■ **Task to complete**
In the material below, find every line with "JSON" and pull it out.

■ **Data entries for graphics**
——————————

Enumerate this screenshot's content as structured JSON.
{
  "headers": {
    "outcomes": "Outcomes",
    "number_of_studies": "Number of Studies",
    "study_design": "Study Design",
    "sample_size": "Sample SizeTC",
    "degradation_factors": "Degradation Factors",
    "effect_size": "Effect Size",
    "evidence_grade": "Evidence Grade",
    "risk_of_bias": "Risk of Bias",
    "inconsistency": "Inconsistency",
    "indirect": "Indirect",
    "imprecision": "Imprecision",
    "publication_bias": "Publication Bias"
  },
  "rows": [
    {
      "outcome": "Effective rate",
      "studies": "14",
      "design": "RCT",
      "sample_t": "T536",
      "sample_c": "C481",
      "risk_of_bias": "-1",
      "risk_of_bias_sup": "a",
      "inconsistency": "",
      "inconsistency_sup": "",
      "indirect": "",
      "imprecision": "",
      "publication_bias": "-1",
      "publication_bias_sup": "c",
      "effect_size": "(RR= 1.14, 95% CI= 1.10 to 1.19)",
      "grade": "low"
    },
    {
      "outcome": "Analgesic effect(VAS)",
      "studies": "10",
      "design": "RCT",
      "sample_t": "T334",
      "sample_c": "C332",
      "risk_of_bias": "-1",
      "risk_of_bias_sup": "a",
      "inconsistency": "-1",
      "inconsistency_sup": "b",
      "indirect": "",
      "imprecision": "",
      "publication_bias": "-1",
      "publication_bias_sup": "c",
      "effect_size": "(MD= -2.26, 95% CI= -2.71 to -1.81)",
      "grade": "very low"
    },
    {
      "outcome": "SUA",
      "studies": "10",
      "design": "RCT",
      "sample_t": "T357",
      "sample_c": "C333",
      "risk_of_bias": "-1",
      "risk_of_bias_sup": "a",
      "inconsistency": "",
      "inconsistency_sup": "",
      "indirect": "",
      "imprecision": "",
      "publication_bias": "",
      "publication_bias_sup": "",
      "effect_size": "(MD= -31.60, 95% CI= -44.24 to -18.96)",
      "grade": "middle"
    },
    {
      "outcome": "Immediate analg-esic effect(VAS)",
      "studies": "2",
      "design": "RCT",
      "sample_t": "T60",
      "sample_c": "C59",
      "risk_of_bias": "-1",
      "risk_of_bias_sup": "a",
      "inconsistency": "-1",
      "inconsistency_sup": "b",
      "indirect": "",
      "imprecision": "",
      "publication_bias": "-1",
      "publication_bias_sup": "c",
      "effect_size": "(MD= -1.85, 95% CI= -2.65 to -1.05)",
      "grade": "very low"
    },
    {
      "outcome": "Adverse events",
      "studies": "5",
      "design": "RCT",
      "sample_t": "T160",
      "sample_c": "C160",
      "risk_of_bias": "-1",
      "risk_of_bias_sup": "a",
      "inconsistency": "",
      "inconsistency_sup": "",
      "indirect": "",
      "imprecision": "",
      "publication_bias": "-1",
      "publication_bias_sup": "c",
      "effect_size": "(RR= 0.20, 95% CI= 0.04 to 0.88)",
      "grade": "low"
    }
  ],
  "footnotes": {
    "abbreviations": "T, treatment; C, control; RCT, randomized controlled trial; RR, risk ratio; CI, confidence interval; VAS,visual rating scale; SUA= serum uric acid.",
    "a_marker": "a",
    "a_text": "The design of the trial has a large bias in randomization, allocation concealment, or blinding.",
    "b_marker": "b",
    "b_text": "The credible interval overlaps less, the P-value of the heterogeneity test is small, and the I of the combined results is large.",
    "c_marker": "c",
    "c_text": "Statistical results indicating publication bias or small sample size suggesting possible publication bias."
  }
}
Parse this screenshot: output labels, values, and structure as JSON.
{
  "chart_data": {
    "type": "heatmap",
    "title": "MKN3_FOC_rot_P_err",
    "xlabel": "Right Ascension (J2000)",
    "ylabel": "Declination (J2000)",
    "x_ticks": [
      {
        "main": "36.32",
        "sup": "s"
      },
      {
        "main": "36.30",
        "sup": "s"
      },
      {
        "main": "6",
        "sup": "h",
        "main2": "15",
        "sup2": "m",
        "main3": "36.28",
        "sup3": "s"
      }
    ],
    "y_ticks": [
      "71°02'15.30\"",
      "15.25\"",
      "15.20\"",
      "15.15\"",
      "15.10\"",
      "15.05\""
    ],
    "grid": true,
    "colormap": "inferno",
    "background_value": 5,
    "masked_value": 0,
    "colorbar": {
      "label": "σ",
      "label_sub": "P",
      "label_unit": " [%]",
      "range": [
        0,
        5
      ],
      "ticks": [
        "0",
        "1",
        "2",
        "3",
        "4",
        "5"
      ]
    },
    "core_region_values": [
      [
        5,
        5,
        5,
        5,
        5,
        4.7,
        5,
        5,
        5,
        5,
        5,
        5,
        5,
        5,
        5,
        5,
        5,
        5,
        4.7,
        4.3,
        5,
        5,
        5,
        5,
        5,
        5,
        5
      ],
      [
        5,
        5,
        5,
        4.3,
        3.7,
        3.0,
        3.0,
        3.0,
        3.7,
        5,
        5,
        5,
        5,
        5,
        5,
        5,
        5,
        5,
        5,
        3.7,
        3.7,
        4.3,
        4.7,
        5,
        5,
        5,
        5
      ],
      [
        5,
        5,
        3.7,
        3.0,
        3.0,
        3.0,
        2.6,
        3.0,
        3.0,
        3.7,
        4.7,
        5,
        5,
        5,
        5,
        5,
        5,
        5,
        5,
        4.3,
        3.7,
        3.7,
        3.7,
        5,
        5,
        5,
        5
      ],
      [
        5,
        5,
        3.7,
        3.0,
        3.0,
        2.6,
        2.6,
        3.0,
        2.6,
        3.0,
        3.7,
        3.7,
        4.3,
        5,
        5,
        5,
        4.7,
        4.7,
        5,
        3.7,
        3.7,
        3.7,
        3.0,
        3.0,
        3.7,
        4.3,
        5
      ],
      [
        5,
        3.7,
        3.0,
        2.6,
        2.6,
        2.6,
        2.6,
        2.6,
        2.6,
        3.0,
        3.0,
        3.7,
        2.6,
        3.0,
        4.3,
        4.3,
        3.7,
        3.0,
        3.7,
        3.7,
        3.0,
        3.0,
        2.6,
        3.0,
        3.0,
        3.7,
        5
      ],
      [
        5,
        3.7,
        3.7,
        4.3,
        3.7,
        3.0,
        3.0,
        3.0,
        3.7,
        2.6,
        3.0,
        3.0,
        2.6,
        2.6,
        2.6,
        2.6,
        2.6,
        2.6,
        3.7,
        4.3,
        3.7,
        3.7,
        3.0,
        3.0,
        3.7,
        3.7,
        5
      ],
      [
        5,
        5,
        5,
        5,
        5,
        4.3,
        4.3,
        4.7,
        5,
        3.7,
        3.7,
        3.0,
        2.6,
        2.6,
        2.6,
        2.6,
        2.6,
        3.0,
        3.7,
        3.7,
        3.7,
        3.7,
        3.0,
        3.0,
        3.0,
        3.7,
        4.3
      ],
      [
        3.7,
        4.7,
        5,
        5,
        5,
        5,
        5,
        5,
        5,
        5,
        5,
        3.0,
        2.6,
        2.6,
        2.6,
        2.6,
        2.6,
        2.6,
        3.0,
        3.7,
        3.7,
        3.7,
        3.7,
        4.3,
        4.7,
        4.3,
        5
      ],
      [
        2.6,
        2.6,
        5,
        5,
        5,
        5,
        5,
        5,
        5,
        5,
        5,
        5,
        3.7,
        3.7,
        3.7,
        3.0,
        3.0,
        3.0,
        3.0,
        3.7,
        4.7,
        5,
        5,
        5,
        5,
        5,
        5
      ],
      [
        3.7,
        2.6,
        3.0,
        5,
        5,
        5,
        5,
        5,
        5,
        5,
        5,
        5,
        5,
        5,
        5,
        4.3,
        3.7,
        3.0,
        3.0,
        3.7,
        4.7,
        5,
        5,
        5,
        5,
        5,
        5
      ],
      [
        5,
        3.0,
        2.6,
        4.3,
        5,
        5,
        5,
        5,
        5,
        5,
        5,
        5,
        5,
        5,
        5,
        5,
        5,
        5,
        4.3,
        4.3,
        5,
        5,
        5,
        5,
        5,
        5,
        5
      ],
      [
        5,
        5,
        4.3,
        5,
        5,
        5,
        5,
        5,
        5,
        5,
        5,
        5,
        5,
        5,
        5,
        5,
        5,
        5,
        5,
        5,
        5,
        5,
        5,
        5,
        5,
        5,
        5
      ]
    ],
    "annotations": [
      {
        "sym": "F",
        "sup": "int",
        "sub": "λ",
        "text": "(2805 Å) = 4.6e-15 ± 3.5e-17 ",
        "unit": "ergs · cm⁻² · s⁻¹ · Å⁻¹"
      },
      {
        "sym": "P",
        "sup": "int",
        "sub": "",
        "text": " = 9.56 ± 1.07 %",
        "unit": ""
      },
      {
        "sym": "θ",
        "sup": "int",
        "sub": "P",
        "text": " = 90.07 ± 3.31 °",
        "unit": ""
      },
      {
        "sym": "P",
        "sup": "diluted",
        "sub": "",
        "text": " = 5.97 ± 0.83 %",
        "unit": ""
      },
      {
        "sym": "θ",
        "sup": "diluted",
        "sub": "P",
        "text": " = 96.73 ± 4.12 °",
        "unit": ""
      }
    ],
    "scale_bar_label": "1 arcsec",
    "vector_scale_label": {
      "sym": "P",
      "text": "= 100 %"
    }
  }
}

——————————

■ **Exercise solution**
Enumerate this screenshot's content as structured JSON.
Parse this screenshot: output labels, values, and structure as JSON.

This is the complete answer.